start Listing

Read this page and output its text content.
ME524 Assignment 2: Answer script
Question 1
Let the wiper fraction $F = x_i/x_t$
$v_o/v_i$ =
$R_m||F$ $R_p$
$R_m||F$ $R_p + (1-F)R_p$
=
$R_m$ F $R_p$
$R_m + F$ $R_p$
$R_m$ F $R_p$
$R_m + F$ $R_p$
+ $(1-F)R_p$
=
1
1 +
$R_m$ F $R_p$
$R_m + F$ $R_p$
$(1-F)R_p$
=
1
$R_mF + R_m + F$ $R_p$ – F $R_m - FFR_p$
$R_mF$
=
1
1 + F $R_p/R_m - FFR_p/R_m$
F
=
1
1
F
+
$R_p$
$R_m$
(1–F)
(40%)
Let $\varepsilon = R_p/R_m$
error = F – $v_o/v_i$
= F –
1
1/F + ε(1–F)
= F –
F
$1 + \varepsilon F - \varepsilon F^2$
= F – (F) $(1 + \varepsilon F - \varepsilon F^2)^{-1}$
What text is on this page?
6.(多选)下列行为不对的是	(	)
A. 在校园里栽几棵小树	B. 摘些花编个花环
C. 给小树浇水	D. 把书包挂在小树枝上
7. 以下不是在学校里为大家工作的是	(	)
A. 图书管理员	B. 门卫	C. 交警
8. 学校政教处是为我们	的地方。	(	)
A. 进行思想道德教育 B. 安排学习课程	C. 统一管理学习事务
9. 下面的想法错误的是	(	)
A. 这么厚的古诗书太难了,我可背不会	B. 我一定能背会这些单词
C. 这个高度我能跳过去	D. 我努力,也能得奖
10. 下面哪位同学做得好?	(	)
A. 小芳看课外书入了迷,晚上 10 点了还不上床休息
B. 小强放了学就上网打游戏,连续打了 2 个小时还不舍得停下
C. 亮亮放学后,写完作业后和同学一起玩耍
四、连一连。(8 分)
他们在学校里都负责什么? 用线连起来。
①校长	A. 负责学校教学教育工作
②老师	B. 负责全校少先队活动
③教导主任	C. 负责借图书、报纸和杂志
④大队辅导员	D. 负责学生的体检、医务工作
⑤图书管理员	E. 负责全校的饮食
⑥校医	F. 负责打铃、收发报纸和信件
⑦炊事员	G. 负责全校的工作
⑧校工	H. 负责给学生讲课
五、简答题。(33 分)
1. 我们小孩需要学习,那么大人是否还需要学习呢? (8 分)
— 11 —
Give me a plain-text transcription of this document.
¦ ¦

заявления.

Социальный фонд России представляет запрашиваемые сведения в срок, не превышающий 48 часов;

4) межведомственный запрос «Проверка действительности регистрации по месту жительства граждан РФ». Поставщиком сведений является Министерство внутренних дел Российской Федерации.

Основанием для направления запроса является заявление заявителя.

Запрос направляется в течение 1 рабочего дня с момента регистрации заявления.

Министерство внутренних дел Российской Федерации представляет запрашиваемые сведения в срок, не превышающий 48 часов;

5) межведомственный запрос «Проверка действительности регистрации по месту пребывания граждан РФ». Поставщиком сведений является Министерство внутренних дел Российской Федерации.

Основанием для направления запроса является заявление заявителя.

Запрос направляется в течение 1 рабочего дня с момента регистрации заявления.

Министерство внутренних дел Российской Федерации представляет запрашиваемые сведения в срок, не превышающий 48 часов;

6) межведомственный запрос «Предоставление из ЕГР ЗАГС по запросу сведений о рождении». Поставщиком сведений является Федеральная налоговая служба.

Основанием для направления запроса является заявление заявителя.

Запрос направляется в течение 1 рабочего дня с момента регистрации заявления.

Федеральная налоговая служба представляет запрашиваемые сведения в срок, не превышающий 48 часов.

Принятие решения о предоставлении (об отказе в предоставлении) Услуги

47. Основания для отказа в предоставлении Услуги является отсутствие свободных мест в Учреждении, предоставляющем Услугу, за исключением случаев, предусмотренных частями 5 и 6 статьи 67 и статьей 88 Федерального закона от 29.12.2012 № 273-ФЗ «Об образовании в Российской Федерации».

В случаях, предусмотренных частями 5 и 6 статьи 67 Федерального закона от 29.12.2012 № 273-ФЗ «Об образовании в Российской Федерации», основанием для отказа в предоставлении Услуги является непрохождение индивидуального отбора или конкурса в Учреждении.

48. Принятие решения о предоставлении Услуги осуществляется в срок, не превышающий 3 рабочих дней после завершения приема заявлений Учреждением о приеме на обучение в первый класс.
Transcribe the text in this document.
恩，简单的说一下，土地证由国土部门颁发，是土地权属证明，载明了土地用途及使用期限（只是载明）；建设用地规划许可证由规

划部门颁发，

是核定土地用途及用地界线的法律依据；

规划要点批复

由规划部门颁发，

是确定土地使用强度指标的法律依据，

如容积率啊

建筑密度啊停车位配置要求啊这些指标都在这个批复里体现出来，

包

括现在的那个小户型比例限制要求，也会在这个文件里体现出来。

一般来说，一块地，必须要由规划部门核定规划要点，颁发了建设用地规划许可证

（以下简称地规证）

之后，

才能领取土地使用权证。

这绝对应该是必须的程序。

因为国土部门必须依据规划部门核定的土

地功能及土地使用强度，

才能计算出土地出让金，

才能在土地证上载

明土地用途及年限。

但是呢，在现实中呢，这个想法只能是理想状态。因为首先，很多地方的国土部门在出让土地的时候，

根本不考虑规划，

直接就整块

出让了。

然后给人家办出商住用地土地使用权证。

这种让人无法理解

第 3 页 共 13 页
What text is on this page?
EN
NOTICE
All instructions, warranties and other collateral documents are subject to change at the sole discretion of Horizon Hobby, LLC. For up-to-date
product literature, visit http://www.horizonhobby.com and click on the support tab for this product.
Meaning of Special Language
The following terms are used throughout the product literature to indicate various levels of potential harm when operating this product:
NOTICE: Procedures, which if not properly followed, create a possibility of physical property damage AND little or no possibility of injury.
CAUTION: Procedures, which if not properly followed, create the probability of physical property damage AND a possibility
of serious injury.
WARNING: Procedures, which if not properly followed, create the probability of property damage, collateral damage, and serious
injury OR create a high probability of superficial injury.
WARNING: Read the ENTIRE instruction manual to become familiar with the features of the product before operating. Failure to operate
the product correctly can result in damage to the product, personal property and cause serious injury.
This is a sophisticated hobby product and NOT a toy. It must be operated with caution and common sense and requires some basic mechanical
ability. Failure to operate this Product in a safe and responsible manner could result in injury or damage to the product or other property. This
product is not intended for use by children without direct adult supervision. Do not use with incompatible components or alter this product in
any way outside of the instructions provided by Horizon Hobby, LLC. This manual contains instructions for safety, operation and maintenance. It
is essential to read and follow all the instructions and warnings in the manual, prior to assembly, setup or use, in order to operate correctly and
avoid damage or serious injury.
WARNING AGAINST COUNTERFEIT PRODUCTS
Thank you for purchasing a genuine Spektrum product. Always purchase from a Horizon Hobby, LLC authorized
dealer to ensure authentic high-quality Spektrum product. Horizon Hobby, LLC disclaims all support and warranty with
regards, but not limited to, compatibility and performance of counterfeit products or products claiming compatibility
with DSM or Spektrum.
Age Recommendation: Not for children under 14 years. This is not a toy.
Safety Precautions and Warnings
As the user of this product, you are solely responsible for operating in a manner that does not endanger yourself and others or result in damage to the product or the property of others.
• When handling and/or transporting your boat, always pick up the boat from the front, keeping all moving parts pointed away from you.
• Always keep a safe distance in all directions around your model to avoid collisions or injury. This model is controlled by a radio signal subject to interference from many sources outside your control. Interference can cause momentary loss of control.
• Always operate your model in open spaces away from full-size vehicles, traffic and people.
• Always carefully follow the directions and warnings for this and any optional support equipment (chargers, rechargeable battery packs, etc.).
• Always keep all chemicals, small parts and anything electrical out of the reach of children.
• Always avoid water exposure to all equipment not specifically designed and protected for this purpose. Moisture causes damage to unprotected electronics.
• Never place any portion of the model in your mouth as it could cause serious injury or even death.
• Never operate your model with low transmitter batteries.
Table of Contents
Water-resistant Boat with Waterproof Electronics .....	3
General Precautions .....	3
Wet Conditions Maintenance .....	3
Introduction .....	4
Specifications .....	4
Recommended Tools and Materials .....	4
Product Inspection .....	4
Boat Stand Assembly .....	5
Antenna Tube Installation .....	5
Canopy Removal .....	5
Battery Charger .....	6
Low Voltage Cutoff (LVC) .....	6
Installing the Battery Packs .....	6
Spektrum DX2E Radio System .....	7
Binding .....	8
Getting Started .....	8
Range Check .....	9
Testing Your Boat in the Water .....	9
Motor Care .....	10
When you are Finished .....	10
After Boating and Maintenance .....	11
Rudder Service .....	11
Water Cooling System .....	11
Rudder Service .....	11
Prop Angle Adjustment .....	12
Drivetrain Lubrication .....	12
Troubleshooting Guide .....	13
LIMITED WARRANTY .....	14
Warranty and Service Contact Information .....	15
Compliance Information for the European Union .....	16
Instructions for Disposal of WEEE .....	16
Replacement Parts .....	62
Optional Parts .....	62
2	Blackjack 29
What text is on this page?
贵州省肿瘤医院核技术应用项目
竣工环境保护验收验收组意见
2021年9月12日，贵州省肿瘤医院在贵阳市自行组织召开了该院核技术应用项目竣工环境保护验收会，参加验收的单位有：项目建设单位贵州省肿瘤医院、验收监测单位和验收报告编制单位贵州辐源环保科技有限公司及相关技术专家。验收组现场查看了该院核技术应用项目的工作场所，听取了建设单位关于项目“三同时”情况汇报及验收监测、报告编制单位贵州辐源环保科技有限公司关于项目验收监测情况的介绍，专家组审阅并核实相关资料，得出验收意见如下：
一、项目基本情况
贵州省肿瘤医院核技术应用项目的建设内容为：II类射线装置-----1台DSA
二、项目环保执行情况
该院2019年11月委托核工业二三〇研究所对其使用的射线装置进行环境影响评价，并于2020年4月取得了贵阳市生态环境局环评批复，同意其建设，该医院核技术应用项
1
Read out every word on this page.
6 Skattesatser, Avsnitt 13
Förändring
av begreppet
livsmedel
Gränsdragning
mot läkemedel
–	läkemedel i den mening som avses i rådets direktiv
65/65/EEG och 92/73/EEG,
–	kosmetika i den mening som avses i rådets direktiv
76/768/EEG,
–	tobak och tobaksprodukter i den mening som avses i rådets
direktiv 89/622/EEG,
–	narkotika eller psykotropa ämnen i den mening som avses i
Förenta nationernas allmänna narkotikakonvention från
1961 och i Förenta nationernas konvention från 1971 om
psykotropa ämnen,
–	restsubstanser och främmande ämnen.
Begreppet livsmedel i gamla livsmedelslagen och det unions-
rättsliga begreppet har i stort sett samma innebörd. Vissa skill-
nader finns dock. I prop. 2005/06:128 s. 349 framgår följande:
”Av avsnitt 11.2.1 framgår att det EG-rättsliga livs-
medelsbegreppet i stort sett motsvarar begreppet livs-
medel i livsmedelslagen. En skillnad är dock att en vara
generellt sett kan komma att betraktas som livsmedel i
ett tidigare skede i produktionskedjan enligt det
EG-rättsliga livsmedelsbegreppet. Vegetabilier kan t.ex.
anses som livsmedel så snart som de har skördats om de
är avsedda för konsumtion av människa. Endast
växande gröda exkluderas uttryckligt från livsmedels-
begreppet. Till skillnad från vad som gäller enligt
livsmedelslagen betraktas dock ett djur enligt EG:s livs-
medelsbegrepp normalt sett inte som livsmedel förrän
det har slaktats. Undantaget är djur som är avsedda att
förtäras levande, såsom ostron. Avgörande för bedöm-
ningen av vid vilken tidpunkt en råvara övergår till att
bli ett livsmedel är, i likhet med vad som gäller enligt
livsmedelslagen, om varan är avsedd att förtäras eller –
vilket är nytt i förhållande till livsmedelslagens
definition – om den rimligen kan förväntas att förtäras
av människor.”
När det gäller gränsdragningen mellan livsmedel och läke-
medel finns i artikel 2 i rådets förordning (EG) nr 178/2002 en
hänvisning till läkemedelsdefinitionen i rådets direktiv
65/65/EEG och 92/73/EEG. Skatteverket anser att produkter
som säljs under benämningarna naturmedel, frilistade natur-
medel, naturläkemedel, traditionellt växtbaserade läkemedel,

end Listing

- Written task
Work through the records line by line and tally those with the word "Федеральная". Report only the total.

- Reply to the task
2